### Set task
Search the material below for the word "content". Copy every line that has it.
— start Exercise input —
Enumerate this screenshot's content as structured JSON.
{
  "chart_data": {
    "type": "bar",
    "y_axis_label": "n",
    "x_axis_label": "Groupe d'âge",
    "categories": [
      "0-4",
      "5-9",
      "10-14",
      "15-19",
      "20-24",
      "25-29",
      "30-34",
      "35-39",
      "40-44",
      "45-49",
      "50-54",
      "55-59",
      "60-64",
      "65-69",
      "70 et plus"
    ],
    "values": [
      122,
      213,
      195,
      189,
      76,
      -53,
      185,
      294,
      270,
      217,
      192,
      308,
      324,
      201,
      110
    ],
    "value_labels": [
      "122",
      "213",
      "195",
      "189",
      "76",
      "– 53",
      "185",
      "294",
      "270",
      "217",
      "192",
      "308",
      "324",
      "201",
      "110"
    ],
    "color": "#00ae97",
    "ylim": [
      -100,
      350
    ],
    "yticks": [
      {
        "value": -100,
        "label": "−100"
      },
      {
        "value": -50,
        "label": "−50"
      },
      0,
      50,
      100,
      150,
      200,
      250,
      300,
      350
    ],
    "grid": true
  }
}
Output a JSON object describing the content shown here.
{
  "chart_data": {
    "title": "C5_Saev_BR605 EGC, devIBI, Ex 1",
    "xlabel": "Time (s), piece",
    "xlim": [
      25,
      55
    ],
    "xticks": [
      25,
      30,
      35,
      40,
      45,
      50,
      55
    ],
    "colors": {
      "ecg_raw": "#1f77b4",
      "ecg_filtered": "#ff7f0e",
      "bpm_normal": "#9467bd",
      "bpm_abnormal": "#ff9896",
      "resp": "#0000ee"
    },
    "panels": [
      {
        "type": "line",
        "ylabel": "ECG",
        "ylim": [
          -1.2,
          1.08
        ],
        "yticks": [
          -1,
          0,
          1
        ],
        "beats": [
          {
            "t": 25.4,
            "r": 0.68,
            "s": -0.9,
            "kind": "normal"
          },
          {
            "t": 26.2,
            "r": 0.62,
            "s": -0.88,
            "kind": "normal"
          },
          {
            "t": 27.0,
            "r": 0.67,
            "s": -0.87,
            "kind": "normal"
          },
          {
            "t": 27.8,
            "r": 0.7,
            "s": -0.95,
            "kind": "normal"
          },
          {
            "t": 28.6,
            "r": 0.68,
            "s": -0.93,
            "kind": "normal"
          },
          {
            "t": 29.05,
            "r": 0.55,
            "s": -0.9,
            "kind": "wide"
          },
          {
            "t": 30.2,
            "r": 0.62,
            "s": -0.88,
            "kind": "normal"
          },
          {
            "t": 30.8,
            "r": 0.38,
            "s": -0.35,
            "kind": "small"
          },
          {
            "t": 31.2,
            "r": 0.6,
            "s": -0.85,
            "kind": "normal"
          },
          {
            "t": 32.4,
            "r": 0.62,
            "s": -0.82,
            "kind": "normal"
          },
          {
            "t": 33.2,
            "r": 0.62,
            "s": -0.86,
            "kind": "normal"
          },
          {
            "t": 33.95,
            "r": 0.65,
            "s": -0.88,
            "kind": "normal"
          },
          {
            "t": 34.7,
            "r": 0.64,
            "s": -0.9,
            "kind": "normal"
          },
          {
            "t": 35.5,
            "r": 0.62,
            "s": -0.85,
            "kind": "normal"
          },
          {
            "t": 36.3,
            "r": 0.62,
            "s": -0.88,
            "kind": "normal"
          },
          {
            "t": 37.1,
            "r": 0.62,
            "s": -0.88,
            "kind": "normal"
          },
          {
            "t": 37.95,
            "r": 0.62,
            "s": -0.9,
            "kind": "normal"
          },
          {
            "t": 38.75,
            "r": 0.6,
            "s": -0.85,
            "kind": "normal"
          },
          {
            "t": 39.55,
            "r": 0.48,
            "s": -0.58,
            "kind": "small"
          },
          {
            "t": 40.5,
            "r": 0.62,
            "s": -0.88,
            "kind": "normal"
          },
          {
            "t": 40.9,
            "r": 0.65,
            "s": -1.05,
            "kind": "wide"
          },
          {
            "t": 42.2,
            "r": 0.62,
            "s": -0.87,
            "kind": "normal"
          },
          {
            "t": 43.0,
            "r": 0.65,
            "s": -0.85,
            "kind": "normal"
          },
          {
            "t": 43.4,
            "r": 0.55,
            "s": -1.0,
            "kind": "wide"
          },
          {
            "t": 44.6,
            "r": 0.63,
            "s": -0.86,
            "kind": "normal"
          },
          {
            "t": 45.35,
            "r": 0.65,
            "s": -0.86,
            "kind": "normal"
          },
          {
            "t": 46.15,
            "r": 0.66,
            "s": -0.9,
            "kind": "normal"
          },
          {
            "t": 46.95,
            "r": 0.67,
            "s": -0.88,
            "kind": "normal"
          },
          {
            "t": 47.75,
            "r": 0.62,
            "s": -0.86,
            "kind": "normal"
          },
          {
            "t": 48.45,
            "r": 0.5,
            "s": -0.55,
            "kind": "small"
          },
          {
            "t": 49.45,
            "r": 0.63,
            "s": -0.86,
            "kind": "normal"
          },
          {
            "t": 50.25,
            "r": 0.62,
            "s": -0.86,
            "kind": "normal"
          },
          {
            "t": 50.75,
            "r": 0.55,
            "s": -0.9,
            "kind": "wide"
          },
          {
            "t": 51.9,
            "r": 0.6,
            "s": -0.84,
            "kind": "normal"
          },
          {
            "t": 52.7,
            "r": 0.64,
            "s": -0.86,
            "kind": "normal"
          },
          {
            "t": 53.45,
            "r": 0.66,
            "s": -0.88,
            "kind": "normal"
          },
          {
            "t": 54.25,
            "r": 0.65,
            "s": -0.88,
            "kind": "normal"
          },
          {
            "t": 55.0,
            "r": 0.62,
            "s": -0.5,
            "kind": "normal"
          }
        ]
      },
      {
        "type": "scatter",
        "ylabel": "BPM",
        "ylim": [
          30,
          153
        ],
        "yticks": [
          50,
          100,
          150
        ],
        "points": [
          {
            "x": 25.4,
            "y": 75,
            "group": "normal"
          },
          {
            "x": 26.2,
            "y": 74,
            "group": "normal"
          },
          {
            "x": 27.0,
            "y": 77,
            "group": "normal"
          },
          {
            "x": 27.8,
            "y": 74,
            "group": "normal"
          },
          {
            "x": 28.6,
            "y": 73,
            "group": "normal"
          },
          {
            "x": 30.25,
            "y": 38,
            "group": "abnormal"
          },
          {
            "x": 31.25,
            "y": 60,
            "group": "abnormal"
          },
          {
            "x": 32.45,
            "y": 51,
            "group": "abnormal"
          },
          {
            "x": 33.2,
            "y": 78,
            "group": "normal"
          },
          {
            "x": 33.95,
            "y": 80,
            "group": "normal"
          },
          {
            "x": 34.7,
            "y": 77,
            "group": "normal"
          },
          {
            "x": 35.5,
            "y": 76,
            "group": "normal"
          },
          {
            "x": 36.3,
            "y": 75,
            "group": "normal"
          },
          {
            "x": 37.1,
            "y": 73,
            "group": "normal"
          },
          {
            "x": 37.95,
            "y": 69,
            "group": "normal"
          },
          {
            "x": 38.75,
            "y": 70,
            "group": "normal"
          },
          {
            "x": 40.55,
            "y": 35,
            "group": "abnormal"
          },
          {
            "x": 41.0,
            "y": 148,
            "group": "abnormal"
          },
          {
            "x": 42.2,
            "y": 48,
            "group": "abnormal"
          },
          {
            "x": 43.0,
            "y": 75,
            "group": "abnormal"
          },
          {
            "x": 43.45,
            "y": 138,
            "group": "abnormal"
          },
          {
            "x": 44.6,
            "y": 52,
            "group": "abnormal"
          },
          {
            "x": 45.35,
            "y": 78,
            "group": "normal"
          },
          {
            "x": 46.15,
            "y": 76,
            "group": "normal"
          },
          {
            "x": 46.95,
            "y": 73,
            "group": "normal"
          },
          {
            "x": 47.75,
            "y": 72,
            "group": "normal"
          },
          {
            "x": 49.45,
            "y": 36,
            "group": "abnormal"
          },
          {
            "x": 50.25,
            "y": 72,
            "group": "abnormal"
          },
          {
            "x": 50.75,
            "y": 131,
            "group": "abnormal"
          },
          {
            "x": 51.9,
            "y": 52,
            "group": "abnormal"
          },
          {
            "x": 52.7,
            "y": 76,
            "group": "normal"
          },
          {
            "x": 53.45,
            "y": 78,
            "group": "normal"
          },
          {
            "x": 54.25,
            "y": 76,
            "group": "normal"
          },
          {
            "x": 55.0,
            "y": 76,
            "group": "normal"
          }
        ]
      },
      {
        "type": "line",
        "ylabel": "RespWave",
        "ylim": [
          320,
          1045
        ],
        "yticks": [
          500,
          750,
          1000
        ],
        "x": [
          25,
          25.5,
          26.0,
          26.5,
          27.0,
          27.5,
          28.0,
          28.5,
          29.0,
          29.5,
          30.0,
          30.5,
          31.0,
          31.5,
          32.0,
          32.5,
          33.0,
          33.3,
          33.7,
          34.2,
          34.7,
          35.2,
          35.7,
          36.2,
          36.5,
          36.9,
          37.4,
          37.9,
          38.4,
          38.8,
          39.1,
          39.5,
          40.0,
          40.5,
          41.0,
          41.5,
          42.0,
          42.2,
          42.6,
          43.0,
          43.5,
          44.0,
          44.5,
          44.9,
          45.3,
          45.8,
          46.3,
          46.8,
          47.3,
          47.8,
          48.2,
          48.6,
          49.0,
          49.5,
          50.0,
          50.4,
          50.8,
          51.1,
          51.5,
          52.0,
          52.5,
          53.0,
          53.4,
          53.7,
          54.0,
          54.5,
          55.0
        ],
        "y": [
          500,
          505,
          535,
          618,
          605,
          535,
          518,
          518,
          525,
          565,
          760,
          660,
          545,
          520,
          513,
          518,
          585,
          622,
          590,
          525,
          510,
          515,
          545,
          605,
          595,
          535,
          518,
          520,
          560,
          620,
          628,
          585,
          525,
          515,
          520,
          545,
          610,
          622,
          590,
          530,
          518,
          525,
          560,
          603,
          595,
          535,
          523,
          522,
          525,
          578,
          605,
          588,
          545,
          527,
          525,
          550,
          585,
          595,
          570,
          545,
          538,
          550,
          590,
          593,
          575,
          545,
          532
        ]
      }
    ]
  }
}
— end Exercise input —
### Solution for this exercise
Enumerate this screenshot's content as structured JSON.
Output a JSON object describing the content shown here.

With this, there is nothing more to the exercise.